■ Exercise instructions
Quote every line of the data below as it stands, omitting pictures.

[Figure data in JSON]
"""
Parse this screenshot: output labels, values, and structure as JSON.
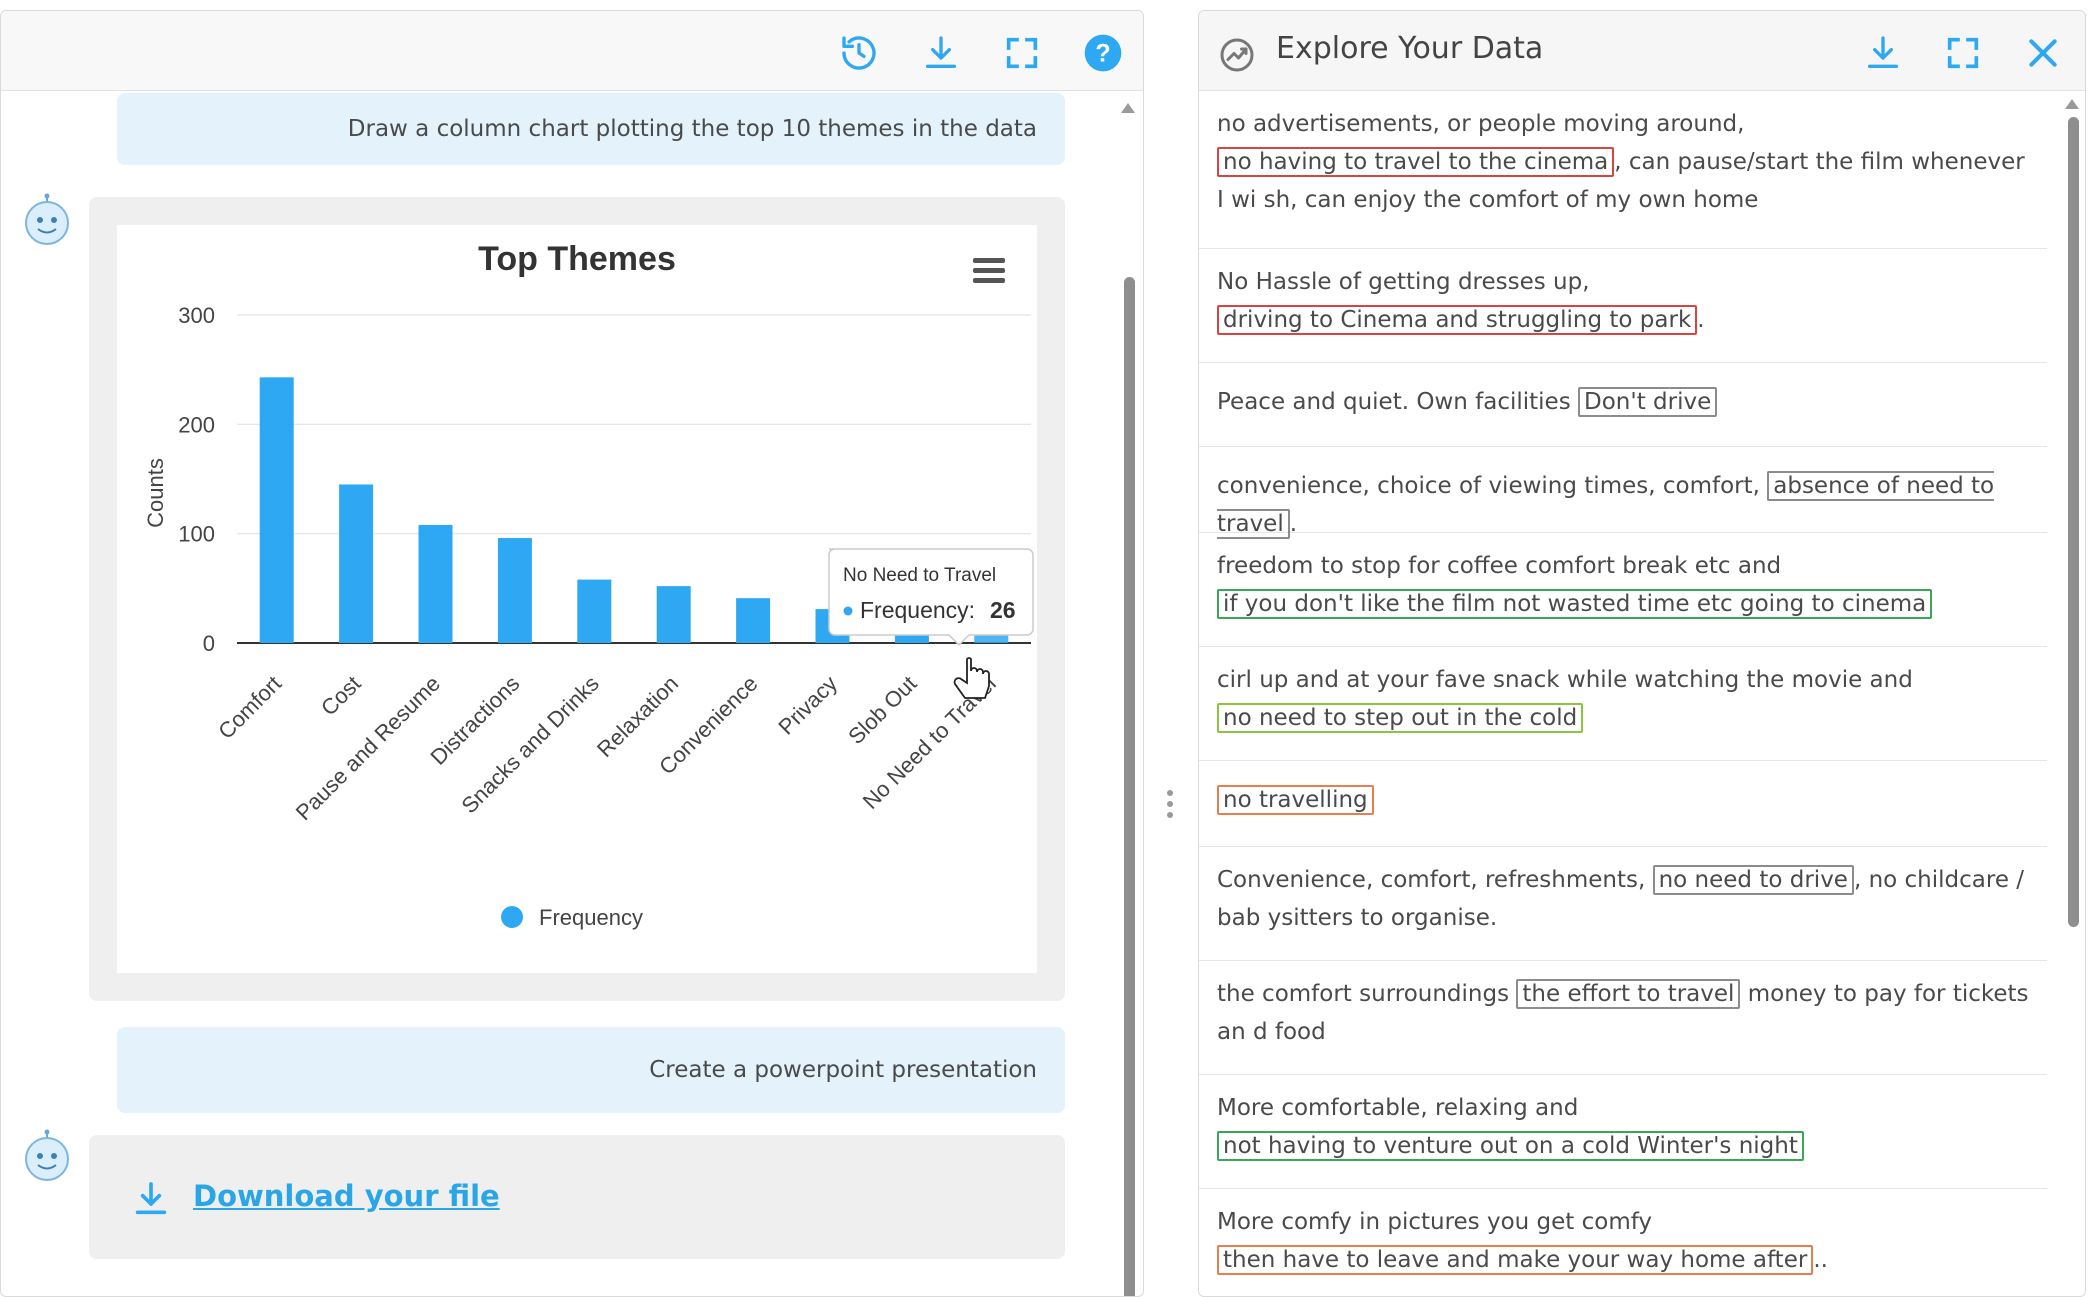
{
  "left_panel": {
    "toolbar": {
      "history_icon": "history-icon",
      "download_icon": "download-icon",
      "fullscreen_icon": "fullscreen-icon",
      "help_icon": "help-icon"
    },
    "messages": {
      "user_1": "Draw a column chart plotting the top 10 themes in the data",
      "user_2": "Create a powerpoint presentation",
      "download_link": "Download your file"
    }
  },
  "chart_data": {
    "type": "bar",
    "title": "Top Themes",
    "ylabel": "Counts",
    "xlabel": "",
    "ylim": [
      0,
      300
    ],
    "yticks": [
      0,
      100,
      200,
      300
    ],
    "grid": true,
    "legend_position": "bottom",
    "categories": [
      "Comfort",
      "Cost",
      "Pause and Resume",
      "Distractions",
      "Snacks and Drinks",
      "Relaxation",
      "Convenience",
      "Privacy",
      "Slob Out",
      "No Need to Travel"
    ],
    "series": [
      {
        "name": "Frequency",
        "values": [
          243,
          145,
          108,
          96,
          58,
          52,
          41,
          31,
          27,
          26
        ]
      }
    ],
    "tooltip": {
      "category": "No Need to Travel",
      "label": "Frequency:",
      "value": "26"
    },
    "color": "#2ea8f2",
    "menu_icon": "hamburger-menu-icon"
  },
  "right_panel": {
    "title": "Explore Your Data",
    "items": [
      {
        "pre": "no advertisements, or people moving around, ",
        "hl": "no having to travel to the cinema",
        "color": "red",
        "post": ", can pause/start the film whenever I wi sh, can enjoy the comfort of my own home"
      },
      {
        "pre": "No Hassle of getting dresses up, ",
        "hl": "driving to Cinema and struggling to park",
        "color": "red",
        "post": "."
      },
      {
        "pre": "Peace and quiet. Own facilities ",
        "hl": "Don't drive",
        "color": "gray",
        "post": ""
      },
      {
        "pre": "convenience, choice of viewing times, comfort, ",
        "hl": "absence of need to travel",
        "color": "gray",
        "post": "."
      },
      {
        "pre": "freedom to stop for coffee comfort break etc and ",
        "hl": "if you don't like the film not wasted time etc going to cinema",
        "color": "green",
        "post": ""
      },
      {
        "pre": "cirl up and at your fave snack while watching the movie and ",
        "hl": "no need to step out in the cold",
        "color": "lime",
        "post": ""
      },
      {
        "pre": "",
        "hl": "no travelling",
        "color": "orange",
        "post": ""
      },
      {
        "pre": "Convenience, comfort, refreshments, ",
        "hl": "no need to drive",
        "color": "gray",
        "post": ", no childcare / bab ysitters to organise."
      },
      {
        "pre": "the comfort surroundings ",
        "hl": "the effort to travel",
        "color": "gray",
        "post": " money to pay for tickets an d food"
      },
      {
        "pre": "More comfortable, relaxing and ",
        "hl": "not having to venture out on a cold Winter's night",
        "color": "green",
        "post": ""
      },
      {
        "pre": "More comfy in pictures you get comfy ",
        "hl": "then have to leave and make your way home after",
        "color": "orange",
        "post": ".."
      }
    ]
  }
}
"""
■ The solution
Parse this screenshot: output labels, values, and structure as JSON.
{
  "left_panel": {
    "toolbar": {
      "history_icon": "history-icon",
      "download_icon": "download-icon",
      "fullscreen_icon": "fullscreen-icon",
      "help_icon": "help-icon"
    },
    "messages": {
      "user_1": "Draw a column chart plotting the top 10 themes in the data",
      "user_2": "Create a powerpoint presentation",
      "download_link": "Download your file"
    }
  },
  "chart_data": {
    "type": "bar",
    "title": "Top Themes",
    "ylabel": "Counts",
    "xlabel": "",
    "ylim": [
      0,
      300
    ],
    "yticks": [
      0,
      100,
      200,
      300
    ],
    "grid": true,
    "legend_position": "bottom",
    "categories": [
      "Comfort",
      "Cost",
      "Pause and Resume",
      "Distractions",
      "Snacks and Drinks",
      "Relaxation",
      "Convenience",
      "Privacy",
      "Slob Out",
      "No Need to Travel"
    ],
    "series": [
      {
        "name": "Frequency",
        "values": [
          243,
          145,
          108,
          96,
          58,
          52,
          41,
          31,
          27,
          26
        ]
      }
    ],
    "tooltip": {
      "category": "No Need to Travel",
      "label": "Frequency:",
      "value": "26"
    },
    "color": "#2ea8f2",
    "menu_icon": "hamburger-menu-icon"
  },
  "right_panel": {
    "title": "Explore Your Data",
    "items": [
      {
        "pre": "no advertisements, or people moving around, ",
        "hl": "no having to travel to the cinema",
        "color": "red",
        "post": ", can pause/start the film whenever I wi sh, can enjoy the comfort of my own home"
      },
      {
        "pre": "No Hassle of getting dresses up, ",
        "hl": "driving to Cinema and struggling to park",
        "color": "red",
        "post": "."
      },
      {
        "pre": "Peace and quiet. Own facilities ",
        "hl": "Don't drive",
        "color": "gray",
        "post": ""
      },
      {
        "pre": "convenience, choice of viewing times, comfort, ",
        "hl": "absence of need to travel",
        "color": "gray",
        "post": "."
      },
      {
        "pre": "freedom to stop for coffee comfort break etc and ",
        "hl": "if you don't like the film not wasted time etc going to cinema",
        "color": "green",
        "post": ""
      },
      {
        "pre": "cirl up and at your fave snack while watching the movie and ",
        "hl": "no need to step out in the cold",
        "color": "lime",
        "post": ""
      },
      {
        "pre": "",
        "hl": "no travelling",
        "color": "orange",
        "post": ""
      },
      {
        "pre": "Convenience, comfort, refreshments, ",
        "hl": "no need to drive",
        "color": "gray",
        "post": ", no childcare / bab ysitters to organise."
      },
      {
        "pre": "the comfort surroundings ",
        "hl": "the effort to travel",
        "color": "gray",
        "post": " money to pay for tickets an d food"
      },
      {
        "pre": "More comfortable, relaxing and ",
        "hl": "not having to venture out on a cold Winter's night",
        "color": "green",
        "post": ""
      },
      {
        "pre": "More comfy in pictures you get comfy ",
        "hl": "then have to leave and make your way home after",
        "color": "orange",
        "post": ".."
      }
    ]
  }
}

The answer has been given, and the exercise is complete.